** RECORD EXTRACTS **
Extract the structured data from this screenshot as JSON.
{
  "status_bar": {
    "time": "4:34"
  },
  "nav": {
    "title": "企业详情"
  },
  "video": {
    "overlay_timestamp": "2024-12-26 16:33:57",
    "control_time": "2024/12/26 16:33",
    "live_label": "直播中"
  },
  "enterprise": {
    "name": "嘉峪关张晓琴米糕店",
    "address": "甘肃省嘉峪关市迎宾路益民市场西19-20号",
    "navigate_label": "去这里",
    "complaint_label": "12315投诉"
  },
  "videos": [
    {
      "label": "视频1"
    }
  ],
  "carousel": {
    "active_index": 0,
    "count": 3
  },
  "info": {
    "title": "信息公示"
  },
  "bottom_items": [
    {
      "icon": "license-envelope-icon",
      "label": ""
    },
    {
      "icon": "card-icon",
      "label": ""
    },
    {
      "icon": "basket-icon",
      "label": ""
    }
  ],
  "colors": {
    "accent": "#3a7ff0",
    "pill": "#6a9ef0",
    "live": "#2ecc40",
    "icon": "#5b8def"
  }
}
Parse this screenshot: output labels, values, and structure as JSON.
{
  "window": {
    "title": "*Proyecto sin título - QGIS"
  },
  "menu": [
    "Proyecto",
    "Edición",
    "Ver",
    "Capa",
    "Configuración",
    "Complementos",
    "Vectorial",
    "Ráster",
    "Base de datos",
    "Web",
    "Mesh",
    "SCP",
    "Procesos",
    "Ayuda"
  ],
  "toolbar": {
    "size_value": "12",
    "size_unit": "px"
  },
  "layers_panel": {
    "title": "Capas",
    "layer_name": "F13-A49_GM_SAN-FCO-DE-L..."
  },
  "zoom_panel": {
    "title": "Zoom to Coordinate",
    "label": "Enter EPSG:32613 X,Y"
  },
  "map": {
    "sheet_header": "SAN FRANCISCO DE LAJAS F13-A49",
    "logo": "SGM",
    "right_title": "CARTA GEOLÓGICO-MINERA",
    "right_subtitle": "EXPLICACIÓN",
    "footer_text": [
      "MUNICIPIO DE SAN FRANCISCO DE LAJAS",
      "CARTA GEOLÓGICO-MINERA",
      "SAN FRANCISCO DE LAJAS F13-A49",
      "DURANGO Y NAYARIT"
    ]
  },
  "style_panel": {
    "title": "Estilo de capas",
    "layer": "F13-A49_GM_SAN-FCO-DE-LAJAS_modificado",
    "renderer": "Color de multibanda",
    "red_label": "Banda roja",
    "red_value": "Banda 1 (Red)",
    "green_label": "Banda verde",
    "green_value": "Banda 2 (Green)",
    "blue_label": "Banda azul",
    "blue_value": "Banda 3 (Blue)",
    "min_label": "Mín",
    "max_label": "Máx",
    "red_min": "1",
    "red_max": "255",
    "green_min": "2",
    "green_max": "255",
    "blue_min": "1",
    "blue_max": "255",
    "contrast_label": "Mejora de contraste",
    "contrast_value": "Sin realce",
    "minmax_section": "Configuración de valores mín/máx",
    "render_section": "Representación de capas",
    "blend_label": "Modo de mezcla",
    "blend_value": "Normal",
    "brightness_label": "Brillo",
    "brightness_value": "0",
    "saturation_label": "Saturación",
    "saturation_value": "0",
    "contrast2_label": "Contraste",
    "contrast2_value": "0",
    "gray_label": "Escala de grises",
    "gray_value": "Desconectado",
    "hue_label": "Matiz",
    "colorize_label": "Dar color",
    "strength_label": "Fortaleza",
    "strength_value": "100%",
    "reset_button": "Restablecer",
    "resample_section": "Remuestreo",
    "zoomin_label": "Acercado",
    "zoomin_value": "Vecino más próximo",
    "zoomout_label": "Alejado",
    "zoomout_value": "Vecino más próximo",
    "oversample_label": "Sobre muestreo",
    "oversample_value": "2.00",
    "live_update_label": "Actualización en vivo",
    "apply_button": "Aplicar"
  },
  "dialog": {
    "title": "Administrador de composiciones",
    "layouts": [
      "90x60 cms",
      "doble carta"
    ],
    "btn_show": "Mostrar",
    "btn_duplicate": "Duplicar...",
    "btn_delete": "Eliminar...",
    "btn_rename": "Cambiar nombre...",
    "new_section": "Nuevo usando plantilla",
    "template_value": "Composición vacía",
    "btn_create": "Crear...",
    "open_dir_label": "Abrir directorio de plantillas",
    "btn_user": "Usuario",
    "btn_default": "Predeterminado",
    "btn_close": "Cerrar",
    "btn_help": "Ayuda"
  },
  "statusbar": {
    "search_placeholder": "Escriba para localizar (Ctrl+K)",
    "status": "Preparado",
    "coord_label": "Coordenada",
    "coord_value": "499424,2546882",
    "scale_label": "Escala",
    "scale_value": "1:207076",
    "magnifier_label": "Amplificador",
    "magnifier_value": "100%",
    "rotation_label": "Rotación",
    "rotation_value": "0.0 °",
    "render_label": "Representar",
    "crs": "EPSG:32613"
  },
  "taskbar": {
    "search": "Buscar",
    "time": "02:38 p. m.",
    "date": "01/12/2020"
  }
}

** STATED GOAL **
Using the material above, print every entry exactly as written.

** COMPLETE OUTPUT **
Extract the structured data from this screenshot as JSON.
{
  "status_bar": {
    "time": "4:34"
  },
  "nav": {
    "title": "企业详情"
  },
  "video": {
    "overlay_timestamp": "2024-12-26 16:33:57",
    "control_time": "2024/12/26 16:33",
    "live_label": "直播中"
  },
  "enterprise": {
    "name": "嘉峪关张晓琴米糕店",
    "address": "甘肃省嘉峪关市迎宾路益民市场西19-20号",
    "navigate_label": "去这里",
    "complaint_label": "12315投诉"
  },
  "videos": [
    {
      "label": "视频1"
    }
  ],
  "carousel": {
    "active_index": 0,
    "count": 3
  },
  "info": {
    "title": "信息公示"
  },
  "bottom_items": [
    {
      "icon": "license-envelope-icon",
      "label": ""
    },
    {
      "icon": "card-icon",
      "label": ""
    },
    {
      "icon": "basket-icon",
      "label": ""
    }
  ],
  "colors": {
    "accent": "#3a7ff0",
    "pill": "#6a9ef0",
    "live": "#2ecc40",
    "icon": "#5b8def"
  }
}
Parse this screenshot: output labels, values, and structure as JSON.
{
  "window": {
    "title": "*Proyecto sin título - QGIS"
  },
  "menu": [
    "Proyecto",
    "Edición",
    "Ver",
    "Capa",
    "Configuración",
    "Complementos",
    "Vectorial",
    "Ráster",
    "Base de datos",
    "Web",
    "Mesh",
    "SCP",
    "Procesos",
    "Ayuda"
  ],
  "toolbar": {
    "size_value": "12",
    "size_unit": "px"
  },
  "layers_panel": {
    "title": "Capas",
    "layer_name": "F13-A49_GM_SAN-FCO-DE-L..."
  },
  "zoom_panel": {
    "title": "Zoom to Coordinate",
    "label": "Enter EPSG:32613 X,Y"
  },
  "map": {
    "sheet_header": "SAN FRANCISCO DE LAJAS F13-A49",
    "logo": "SGM",
    "right_title": "CARTA GEOLÓGICO-MINERA",
    "right_subtitle": "EXPLICACIÓN",
    "footer_text": [
      "MUNICIPIO DE SAN FRANCISCO DE LAJAS",
      "CARTA GEOLÓGICO-MINERA",
      "SAN FRANCISCO DE LAJAS F13-A49",
      "DURANGO Y NAYARIT"
    ]
  },
  "style_panel": {
    "title": "Estilo de capas",
    "layer": "F13-A49_GM_SAN-FCO-DE-LAJAS_modificado",
    "renderer": "Color de multibanda",
    "red_label": "Banda roja",
    "red_value": "Banda 1 (Red)",
    "green_label": "Banda verde",
    "green_value": "Banda 2 (Green)",
    "blue_label": "Banda azul",
    "blue_value": "Banda 3 (Blue)",
    "min_label": "Mín",
    "max_label": "Máx",
    "red_min": "1",
    "red_max": "255",
    "green_min": "2",
    "green_max": "255",
    "blue_min": "1",
    "blue_max": "255",
    "contrast_label": "Mejora de contraste",
    "contrast_value": "Sin realce",
    "minmax_section": "Configuración de valores mín/máx",
    "render_section": "Representación de capas",
    "blend_label": "Modo de mezcla",
    "blend_value": "Normal",
    "brightness_label": "Brillo",
    "brightness_value": "0",
    "saturation_label": "Saturación",
    "saturation_value": "0",
    "contrast2_label": "Contraste",
    "contrast2_value": "0",
    "gray_label": "Escala de grises",
    "gray_value": "Desconectado",
    "hue_label": "Matiz",
    "colorize_label": "Dar color",
    "strength_label": "Fortaleza",
    "strength_value": "100%",
    "reset_button": "Restablecer",
    "resample_section": "Remuestreo",
    "zoomin_label": "Acercado",
    "zoomin_value": "Vecino más próximo",
    "zoomout_label": "Alejado",
    "zoomout_value": "Vecino más próximo",
    "oversample_label": "Sobre muestreo",
    "oversample_value": "2.00",
    "live_update_label": "Actualización en vivo",
    "apply_button": "Aplicar"
  },
  "dialog": {
    "title": "Administrador de composiciones",
    "layouts": [
      "90x60 cms",
      "doble carta"
    ],
    "btn_show": "Mostrar",
    "btn_duplicate": "Duplicar...",
    "btn_delete": "Eliminar...",
    "btn_rename": "Cambiar nombre...",
    "new_section": "Nuevo usando plantilla",
    "template_value": "Composición vacía",
    "btn_create": "Crear...",
    "open_dir_label": "Abrir directorio de plantillas",
    "btn_user": "Usuario",
    "btn_default": "Predeterminado",
    "btn_close": "Cerrar",
    "btn_help": "Ayuda"
  },
  "statusbar": {
    "search_placeholder": "Escriba para localizar (Ctrl+K)",
    "status": "Preparado",
    "coord_label": "Coordenada",
    "coord_value": "499424,2546882",
    "scale_label": "Escala",
    "scale_value": "1:207076",
    "magnifier_label": "Amplificador",
    "magnifier_value": "100%",
    "rotation_label": "Rotación",
    "rotation_value": "0.0 °",
    "render_label": "Representar",
    "crs": "EPSG:32613"
  },
  "taskbar": {
    "search": "Buscar",
    "time": "02:38 p. m.",
    "date": "01/12/2020"
  }
}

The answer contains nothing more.